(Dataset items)
· · · ·

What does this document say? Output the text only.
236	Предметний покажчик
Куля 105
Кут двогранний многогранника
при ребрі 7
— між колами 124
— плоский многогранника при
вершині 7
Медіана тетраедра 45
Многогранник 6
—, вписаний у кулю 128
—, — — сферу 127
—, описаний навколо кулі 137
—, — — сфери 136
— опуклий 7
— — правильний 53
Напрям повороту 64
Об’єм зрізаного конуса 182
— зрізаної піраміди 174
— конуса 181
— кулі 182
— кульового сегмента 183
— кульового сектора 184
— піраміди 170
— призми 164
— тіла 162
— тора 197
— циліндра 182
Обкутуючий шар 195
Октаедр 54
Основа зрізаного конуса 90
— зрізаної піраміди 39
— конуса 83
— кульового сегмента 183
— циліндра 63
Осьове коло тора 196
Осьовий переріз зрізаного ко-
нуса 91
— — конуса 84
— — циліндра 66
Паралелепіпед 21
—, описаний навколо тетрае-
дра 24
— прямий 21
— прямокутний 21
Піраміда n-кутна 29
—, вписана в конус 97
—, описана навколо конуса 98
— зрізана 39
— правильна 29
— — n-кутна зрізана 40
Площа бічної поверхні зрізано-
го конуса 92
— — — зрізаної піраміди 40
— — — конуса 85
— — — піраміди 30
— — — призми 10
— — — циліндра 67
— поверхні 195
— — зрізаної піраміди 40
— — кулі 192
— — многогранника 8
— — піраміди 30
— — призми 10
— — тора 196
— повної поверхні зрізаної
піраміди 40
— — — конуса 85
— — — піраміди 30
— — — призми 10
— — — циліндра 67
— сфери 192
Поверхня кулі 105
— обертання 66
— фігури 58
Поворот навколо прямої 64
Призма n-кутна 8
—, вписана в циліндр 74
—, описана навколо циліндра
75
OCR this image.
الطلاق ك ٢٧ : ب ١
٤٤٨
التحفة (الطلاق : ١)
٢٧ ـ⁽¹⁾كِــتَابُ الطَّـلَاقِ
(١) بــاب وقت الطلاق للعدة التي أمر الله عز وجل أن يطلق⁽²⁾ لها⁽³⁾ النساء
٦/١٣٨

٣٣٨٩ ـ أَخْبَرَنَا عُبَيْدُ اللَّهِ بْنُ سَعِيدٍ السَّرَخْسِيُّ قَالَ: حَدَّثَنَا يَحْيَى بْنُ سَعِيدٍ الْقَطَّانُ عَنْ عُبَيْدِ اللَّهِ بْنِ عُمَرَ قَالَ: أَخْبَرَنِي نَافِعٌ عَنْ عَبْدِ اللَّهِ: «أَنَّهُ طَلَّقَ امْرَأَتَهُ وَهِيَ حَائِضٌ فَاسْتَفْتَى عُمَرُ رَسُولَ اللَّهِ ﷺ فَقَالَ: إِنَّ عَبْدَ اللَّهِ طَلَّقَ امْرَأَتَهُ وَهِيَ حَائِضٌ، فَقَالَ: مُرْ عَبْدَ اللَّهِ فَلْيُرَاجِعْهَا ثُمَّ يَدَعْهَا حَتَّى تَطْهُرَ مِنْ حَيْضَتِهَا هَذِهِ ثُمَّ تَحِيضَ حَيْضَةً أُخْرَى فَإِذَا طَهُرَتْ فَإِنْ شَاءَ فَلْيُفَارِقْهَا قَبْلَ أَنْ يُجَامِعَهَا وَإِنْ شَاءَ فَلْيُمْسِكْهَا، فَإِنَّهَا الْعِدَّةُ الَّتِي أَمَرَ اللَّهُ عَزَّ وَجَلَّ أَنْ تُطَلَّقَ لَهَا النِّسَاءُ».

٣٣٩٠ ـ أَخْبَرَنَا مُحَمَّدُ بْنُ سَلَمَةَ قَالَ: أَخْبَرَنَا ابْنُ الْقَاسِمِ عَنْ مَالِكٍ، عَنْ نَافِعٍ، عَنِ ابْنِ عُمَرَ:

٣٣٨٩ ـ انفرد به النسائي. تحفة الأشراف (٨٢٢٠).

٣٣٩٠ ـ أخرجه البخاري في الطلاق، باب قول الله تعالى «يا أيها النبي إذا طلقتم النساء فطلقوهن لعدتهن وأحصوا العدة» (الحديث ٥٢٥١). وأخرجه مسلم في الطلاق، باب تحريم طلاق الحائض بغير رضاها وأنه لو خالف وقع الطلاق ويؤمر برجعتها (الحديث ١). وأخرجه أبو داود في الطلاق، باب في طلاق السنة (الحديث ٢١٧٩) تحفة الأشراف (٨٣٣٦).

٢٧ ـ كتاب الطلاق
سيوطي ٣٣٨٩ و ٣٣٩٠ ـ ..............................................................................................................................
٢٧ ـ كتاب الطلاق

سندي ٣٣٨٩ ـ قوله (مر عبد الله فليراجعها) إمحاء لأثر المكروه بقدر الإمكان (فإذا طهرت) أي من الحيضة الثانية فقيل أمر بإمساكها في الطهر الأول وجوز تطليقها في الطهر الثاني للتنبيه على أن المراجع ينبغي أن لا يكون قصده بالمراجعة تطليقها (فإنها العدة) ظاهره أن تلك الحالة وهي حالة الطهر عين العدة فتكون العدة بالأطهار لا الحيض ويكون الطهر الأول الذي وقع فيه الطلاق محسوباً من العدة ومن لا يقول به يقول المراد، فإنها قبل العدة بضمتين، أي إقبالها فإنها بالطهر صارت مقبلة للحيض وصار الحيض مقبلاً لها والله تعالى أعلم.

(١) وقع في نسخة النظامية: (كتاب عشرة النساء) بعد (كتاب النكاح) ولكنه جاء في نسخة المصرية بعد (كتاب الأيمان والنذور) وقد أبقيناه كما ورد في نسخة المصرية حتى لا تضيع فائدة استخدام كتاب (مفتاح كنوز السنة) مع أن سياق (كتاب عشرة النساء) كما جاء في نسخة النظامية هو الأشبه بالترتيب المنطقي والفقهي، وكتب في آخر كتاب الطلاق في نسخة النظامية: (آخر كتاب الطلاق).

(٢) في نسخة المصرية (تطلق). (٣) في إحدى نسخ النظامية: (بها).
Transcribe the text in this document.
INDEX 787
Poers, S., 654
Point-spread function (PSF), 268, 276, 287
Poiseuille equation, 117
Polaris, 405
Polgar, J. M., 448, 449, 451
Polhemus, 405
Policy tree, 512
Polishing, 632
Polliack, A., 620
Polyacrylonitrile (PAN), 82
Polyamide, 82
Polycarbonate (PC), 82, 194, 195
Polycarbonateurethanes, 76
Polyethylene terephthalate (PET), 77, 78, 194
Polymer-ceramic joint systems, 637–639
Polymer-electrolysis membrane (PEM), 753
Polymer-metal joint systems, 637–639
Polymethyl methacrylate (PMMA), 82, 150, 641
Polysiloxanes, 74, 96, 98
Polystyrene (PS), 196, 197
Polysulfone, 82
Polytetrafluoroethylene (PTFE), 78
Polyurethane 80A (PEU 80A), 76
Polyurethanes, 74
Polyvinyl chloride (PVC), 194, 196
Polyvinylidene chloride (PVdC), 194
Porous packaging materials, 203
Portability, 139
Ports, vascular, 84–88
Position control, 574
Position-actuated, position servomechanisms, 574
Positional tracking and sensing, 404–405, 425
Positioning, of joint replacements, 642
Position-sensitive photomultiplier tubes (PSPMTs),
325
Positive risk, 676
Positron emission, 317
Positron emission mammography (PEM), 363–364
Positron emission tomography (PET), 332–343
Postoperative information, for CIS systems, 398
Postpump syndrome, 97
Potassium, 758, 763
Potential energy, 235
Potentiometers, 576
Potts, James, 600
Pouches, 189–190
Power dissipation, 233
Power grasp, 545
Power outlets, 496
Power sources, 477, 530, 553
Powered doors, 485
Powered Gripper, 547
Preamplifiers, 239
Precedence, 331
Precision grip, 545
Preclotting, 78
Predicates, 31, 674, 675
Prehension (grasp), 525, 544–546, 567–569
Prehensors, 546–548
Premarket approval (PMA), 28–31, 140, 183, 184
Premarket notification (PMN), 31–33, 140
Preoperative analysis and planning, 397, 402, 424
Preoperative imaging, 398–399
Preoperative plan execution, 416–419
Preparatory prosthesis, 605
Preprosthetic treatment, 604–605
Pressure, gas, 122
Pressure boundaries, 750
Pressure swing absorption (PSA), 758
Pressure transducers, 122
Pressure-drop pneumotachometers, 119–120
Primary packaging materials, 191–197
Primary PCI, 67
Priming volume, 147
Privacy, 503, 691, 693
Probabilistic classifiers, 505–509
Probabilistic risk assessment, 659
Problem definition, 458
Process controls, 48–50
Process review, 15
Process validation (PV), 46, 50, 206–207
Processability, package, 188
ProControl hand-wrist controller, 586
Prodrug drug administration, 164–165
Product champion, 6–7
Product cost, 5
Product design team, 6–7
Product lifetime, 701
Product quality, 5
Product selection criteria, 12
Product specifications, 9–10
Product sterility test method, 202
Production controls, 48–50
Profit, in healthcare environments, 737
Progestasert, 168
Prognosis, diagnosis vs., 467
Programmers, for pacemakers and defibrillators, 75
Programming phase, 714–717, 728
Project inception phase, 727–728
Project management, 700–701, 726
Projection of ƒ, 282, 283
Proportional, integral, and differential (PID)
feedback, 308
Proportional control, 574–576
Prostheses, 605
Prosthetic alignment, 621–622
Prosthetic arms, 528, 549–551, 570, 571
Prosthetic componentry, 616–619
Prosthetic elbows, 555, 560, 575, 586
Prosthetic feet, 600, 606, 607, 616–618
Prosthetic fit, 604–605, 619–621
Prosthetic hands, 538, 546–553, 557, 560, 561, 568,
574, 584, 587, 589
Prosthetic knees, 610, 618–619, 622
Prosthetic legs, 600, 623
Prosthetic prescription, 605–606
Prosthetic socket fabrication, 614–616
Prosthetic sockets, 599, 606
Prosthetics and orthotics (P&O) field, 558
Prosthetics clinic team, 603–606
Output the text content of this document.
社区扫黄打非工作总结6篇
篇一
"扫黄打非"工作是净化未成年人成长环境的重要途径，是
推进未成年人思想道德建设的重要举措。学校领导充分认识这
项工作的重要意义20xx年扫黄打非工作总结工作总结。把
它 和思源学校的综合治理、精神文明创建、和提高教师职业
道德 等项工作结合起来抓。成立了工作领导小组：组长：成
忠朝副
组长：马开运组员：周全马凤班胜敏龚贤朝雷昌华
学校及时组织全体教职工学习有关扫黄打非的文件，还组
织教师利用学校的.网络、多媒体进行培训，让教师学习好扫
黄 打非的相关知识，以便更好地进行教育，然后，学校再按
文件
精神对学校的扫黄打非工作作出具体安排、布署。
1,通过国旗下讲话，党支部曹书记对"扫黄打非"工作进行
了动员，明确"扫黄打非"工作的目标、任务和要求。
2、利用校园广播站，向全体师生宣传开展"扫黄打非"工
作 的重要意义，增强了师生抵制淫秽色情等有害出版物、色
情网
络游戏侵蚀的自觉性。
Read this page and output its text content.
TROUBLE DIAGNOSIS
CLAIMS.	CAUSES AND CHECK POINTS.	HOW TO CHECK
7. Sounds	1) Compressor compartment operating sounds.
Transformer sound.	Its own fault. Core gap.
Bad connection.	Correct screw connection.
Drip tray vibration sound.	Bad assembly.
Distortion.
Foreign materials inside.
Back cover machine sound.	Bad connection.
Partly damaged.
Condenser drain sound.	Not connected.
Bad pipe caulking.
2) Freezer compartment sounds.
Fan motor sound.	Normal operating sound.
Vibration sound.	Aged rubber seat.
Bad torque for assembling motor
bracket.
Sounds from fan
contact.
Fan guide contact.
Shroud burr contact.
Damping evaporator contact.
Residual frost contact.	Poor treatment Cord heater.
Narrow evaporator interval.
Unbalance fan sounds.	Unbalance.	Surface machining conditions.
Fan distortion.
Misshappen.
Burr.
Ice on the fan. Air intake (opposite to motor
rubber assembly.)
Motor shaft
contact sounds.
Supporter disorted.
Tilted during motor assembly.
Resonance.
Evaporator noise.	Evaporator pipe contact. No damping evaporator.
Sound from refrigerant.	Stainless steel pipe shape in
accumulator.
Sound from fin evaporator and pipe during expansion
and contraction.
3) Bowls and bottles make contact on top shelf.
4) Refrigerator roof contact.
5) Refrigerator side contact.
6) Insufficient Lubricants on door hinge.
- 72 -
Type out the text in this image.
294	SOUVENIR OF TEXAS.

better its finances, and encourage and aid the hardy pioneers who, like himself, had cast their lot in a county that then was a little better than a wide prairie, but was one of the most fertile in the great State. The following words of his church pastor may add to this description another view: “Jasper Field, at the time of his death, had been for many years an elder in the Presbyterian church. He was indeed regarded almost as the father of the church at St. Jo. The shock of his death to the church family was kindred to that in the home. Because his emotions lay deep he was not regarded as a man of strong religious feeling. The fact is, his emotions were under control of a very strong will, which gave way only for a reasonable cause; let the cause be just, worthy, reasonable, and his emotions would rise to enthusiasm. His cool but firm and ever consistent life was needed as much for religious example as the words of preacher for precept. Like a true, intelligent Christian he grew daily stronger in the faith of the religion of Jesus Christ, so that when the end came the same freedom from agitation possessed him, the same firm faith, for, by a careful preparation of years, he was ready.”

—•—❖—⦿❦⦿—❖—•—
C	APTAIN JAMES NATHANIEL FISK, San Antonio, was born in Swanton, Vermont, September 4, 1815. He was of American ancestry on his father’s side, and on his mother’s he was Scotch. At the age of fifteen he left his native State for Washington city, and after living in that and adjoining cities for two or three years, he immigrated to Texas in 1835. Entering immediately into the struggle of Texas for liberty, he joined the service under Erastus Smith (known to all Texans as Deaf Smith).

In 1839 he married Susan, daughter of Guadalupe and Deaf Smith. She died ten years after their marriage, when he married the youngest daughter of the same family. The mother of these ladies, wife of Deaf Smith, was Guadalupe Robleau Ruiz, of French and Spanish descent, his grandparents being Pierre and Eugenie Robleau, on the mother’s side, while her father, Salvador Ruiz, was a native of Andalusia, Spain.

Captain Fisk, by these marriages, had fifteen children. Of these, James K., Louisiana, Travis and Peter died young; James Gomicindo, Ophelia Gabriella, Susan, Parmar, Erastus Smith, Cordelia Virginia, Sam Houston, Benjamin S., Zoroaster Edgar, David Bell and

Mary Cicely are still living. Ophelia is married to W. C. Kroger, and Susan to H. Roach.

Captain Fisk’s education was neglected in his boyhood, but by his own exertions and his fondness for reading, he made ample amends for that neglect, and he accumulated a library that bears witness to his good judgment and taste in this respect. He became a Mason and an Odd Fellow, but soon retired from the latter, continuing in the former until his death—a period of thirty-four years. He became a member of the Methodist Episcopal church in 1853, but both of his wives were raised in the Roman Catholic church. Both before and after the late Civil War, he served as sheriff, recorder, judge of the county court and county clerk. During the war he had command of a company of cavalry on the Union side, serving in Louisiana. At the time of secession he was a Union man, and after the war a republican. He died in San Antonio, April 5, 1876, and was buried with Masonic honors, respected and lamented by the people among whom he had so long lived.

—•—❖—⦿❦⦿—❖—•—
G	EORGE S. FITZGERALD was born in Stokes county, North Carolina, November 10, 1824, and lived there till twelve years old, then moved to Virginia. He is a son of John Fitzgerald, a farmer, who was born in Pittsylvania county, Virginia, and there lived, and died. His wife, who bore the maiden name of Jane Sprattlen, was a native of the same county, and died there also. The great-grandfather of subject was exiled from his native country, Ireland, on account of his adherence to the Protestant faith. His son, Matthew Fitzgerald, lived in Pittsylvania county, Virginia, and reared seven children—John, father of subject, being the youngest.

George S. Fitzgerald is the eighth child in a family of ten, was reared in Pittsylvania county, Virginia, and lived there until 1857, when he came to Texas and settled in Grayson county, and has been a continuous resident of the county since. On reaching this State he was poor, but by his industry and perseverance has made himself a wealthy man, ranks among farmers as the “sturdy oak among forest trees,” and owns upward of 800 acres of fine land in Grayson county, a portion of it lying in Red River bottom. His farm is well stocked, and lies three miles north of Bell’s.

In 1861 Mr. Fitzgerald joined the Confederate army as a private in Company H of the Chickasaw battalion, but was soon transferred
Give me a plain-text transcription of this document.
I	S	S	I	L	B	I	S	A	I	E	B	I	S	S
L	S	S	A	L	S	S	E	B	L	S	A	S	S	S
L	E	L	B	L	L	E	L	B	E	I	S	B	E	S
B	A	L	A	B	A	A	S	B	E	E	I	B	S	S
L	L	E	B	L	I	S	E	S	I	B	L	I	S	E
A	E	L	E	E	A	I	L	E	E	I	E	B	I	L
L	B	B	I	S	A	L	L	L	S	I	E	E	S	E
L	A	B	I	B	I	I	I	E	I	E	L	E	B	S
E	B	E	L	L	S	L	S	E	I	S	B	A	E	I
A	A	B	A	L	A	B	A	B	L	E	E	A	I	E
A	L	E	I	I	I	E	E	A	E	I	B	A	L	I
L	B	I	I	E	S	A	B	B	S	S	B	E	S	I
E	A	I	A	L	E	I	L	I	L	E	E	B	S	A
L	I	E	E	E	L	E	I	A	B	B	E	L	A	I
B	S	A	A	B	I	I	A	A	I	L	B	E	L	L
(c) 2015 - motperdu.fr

· · · ·

◆ GIVEN PROBLEM
Your task is to extract the lines running from the one with "Give me a plain-text" to the end of the material, inclusive, copying each exactly and adding nothing.

◆ OUTPUT FOR THIS TASK
Give me a plain-text transcription of this document.
I	S	S	I	L	B	I	S	A	I	E	B	I	S	S
L	S	S	A	L	S	S	E	B	L	S	A	S	S	S
L	E	L	B	L	L	E	L	B	E	I	S	B	E	S
B	A	L	A	B	A	A	S	B	E	E	I	B	S	S
L	L	E	B	L	I	S	E	S	I	B	L	I	S	E
A	E	L	E	E	A	I	L	E	E	I	E	B	I	L
L	B	B	I	S	A	L	L	L	S	I	E	E	S	E
L	A	B	I	B	I	I	I	E	I	E	L	E	B	S
E	B	E	L	L	S	L	S	E	I	S	B	A	E	I
A	A	B	A	L	A	B	A	B	L	E	E	A	I	E
A	L	E	I	I	I	E	E	A	E	I	B	A	L	I
L	B	I	I	E	S	A	B	B	S	S	B	E	S	I
E	A	I	A	L	E	I	L	I	L	E	E	B	S	A
L	I	E	E	E	L	E	I	A	B	B	E	L	A	I
B	S	A	A	B	I	I	A	A	I	L	B	E	L	L
(c) 2015 - motperdu.fr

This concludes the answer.